Make a verbatim copy of the entries below; pictures stay out.

■ Record list:
# # #

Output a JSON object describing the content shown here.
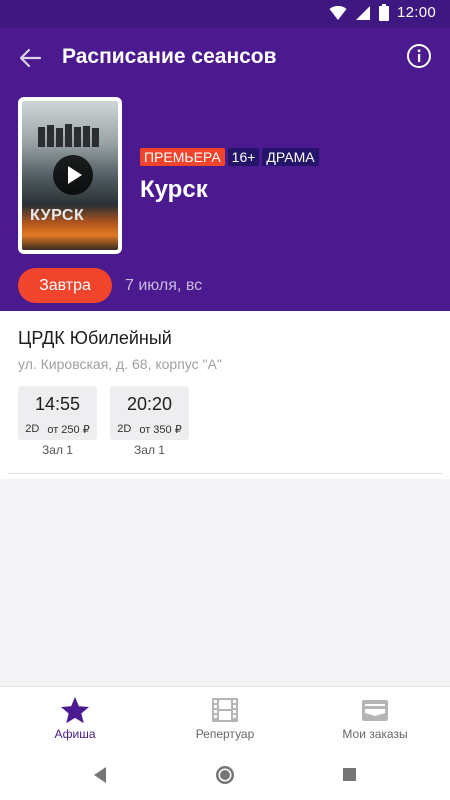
{
  "status_bar": {
    "time": "12:00"
  },
  "app_bar": {
    "title": "Расписание сеансов"
  },
  "movie": {
    "poster_title": "КУРСК",
    "badges": {
      "premiere": "ПРЕМЬЕРА",
      "age": "16+",
      "genre": "ДРАМА"
    },
    "title": "Курск"
  },
  "date": {
    "selected_label": "Завтра",
    "date_text": "7 июля, вс"
  },
  "cinema": {
    "name": "ЦРДК Юбилейный",
    "address": "ул. Кировская, д. 68, корпус \"А\"",
    "sessions": [
      {
        "time": "14:55",
        "format": "2D",
        "price": "от 250 ₽",
        "hall": "Зал 1"
      },
      {
        "time": "20:20",
        "format": "2D",
        "price": "от 350 ₽",
        "hall": "Зал 1"
      }
    ]
  },
  "bottom_nav": {
    "items": [
      {
        "label": "Афиша",
        "icon": "star-icon",
        "active": true
      },
      {
        "label": "Репертуар",
        "icon": "film-icon",
        "active": false
      },
      {
        "label": "Мои заказы",
        "icon": "wallet-icon",
        "active": false
      }
    ]
  },
  "colors": {
    "primary": "#4a1a8e",
    "accent": "#f0442c",
    "badge_dark": "#24146a"
  }
}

# # #

■ Problem solution:
Output a JSON object describing the content shown here.
{
  "status_bar": {
    "time": "12:00"
  },
  "app_bar": {
    "title": "Расписание сеансов"
  },
  "movie": {
    "poster_title": "КУРСК",
    "badges": {
      "premiere": "ПРЕМЬЕРА",
      "age": "16+",
      "genre": "ДРАМА"
    },
    "title": "Курск"
  },
  "date": {
    "selected_label": "Завтра",
    "date_text": "7 июля, вс"
  },
  "cinema": {
    "name": "ЦРДК Юбилейный",
    "address": "ул. Кировская, д. 68, корпус \"А\"",
    "sessions": [
      {
        "time": "14:55",
        "format": "2D",
        "price": "от 250 ₽",
        "hall": "Зал 1"
      },
      {
        "time": "20:20",
        "format": "2D",
        "price": "от 350 ₽",
        "hall": "Зал 1"
      }
    ]
  },
  "bottom_nav": {
    "items": [
      {
        "label": "Афиша",
        "icon": "star-icon",
        "active": true
      },
      {
        "label": "Репертуар",
        "icon": "film-icon",
        "active": false
      },
      {
        "label": "Мои заказы",
        "icon": "wallet-icon",
        "active": false
      }
    ]
  },
  "colors": {
    "primary": "#4a1a8e",
    "accent": "#f0442c",
    "badge_dark": "#24146a"
  }
}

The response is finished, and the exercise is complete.